[BEGIN RECORDS PROVIDED]
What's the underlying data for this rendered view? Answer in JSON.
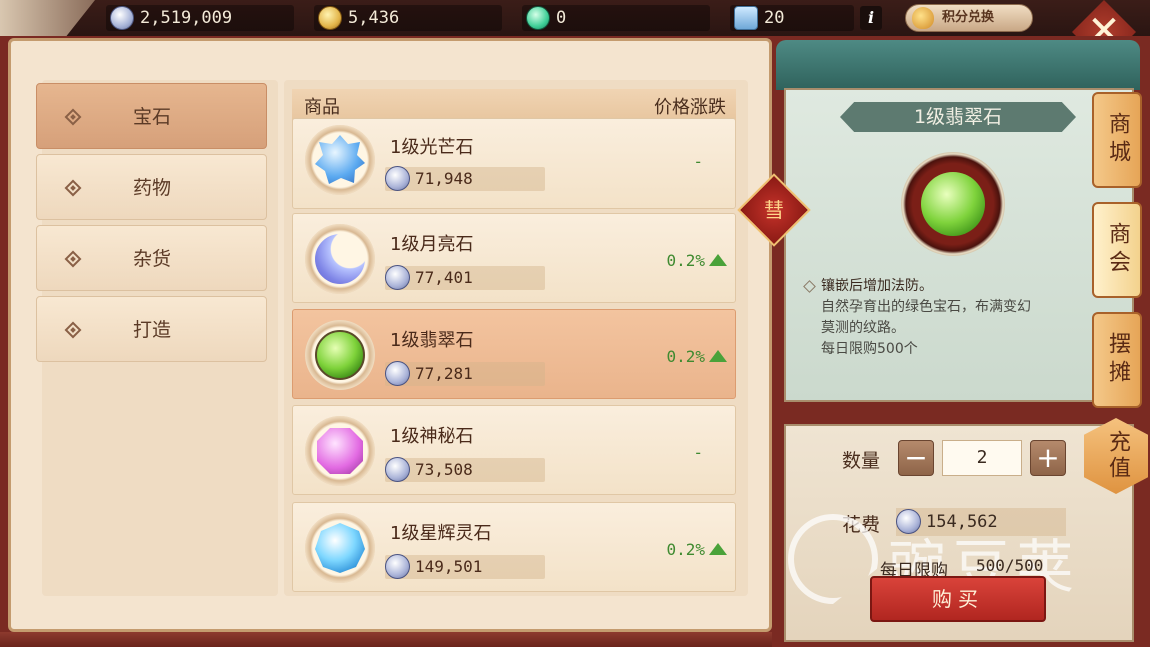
[END RECORDS PROVIDED]
[BEGIN RECORDS PROVIDED]
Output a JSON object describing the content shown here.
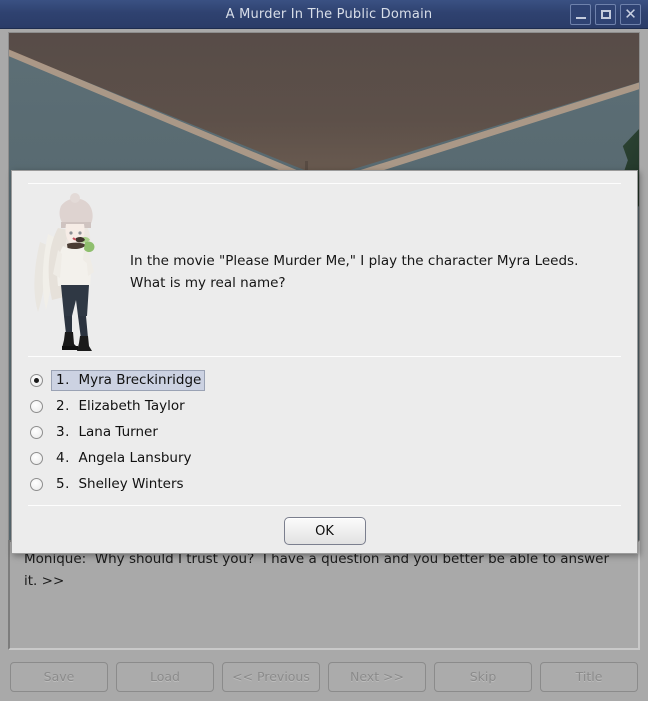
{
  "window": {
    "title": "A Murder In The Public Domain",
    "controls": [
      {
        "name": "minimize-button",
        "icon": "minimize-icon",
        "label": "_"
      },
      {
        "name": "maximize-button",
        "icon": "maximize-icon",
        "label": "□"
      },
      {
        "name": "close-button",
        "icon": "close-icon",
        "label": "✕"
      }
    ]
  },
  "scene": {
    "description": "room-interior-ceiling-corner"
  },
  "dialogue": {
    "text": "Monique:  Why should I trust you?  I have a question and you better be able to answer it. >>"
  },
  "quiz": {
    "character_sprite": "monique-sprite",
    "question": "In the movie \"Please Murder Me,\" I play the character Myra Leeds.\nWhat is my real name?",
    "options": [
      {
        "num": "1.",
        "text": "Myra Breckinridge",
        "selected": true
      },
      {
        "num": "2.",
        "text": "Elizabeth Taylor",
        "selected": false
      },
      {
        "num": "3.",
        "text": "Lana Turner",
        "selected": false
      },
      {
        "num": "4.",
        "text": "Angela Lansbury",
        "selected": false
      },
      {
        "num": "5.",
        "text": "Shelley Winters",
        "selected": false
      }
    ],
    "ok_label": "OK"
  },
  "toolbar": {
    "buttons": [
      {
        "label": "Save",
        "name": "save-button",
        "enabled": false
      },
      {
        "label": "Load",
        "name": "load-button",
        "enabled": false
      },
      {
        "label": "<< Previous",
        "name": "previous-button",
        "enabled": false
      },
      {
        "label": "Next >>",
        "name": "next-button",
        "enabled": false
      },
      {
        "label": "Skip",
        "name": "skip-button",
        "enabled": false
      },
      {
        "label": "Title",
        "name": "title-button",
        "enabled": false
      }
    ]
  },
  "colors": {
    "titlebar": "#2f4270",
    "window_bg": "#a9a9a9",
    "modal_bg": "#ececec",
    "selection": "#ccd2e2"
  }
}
[END RECORDS PROVIDED]
[BEGIN RECORDS PROVIDED]
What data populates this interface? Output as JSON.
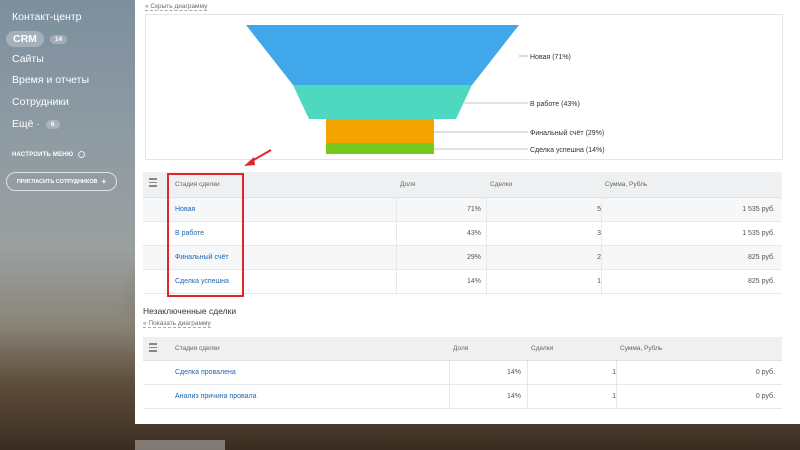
[END RECORDS PROVIDED]
#### [THE TASK]
Collect every line with the string "data" from the records, and copy each.

#### [WRITTEN RESPONSE]
What's the underlying data for this rendered view? Answer in JSON.
What data populates this interface? Output as JSON.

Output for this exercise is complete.